TO BE DONE
Print out each entry below exactly, please.

Lines of data:
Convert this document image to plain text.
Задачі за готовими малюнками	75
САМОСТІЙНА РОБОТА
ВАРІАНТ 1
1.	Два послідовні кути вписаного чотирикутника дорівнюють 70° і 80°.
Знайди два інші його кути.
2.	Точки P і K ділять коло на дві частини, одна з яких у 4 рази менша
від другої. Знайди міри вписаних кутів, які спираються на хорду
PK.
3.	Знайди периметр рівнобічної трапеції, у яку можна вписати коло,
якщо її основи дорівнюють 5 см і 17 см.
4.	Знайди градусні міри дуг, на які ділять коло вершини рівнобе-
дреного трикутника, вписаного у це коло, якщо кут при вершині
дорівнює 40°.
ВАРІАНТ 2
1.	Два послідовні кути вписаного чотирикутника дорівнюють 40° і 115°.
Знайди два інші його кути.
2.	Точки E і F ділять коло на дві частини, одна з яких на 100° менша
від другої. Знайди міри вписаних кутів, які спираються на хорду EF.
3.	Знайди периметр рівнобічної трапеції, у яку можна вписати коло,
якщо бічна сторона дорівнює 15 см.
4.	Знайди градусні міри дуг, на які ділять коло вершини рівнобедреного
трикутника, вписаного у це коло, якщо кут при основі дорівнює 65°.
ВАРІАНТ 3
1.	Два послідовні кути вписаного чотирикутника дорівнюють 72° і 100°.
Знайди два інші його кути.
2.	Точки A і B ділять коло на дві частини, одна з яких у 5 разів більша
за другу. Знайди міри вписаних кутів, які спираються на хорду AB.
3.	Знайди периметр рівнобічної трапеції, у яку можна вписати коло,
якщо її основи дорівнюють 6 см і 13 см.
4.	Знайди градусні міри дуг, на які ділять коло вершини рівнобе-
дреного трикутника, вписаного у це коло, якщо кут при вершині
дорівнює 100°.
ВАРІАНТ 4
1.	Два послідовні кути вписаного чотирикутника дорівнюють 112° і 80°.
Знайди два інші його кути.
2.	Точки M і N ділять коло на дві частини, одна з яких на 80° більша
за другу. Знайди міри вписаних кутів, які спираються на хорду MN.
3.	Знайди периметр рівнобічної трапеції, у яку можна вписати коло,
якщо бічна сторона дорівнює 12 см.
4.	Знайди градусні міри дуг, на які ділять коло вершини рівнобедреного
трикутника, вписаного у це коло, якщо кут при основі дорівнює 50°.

OUTPUT FOR THIS TASK
Convert this document image to plain text.
Задачі за готовими малюнками	75
САМОСТІЙНА РОБОТА
ВАРІАНТ 1
1.	Два послідовні кути вписаного чотирикутника дорівнюють 70° і 80°.
Знайди два інші його кути.
2.	Точки P і K ділять коло на дві частини, одна з яких у 4 рази менша
від другої. Знайди міри вписаних кутів, які спираються на хорду
PK.
3.	Знайди периметр рівнобічної трапеції, у яку можна вписати коло,
якщо її основи дорівнюють 5 см і 17 см.
4.	Знайди градусні міри дуг, на які ділять коло вершини рівнобе-
дреного трикутника, вписаного у це коло, якщо кут при вершині
дорівнює 40°.
ВАРІАНТ 2
1.	Два послідовні кути вписаного чотирикутника дорівнюють 40° і 115°.
Знайди два інші його кути.
2.	Точки E і F ділять коло на дві частини, одна з яких на 100° менша
від другої. Знайди міри вписаних кутів, які спираються на хорду EF.
3.	Знайди периметр рівнобічної трапеції, у яку можна вписати коло,
якщо бічна сторона дорівнює 15 см.
4.	Знайди градусні міри дуг, на які ділять коло вершини рівнобедреного
трикутника, вписаного у це коло, якщо кут при основі дорівнює 65°.
ВАРІАНТ 3
1.	Два послідовні кути вписаного чотирикутника дорівнюють 72° і 100°.
Знайди два інші його кути.
2.	Точки A і B ділять коло на дві частини, одна з яких у 5 разів більша
за другу. Знайди міри вписаних кутів, які спираються на хорду AB.
3.	Знайди периметр рівнобічної трапеції, у яку можна вписати коло,
якщо її основи дорівнюють 6 см і 13 см.
4.	Знайди градусні міри дуг, на які ділять коло вершини рівнобе-
дреного трикутника, вписаного у це коло, якщо кут при вершині
дорівнює 100°.
ВАРІАНТ 4
1.	Два послідовні кути вписаного чотирикутника дорівнюють 112° і 80°.
Знайди два інші його кути.
2.	Точки M і N ділять коло на дві частини, одна з яких на 80° більша
за другу. Знайди міри вписаних кутів, які спираються на хорду MN.
3.	Знайди периметр рівнобічної трапеції, у яку можна вписати коло,
якщо бічна сторона дорівнює 12 см.
4.	Знайди градусні міри дуг, на які ділять коло вершини рівнобедреного
трикутника, вписаного у це коло, якщо кут при основі дорівнює 50°.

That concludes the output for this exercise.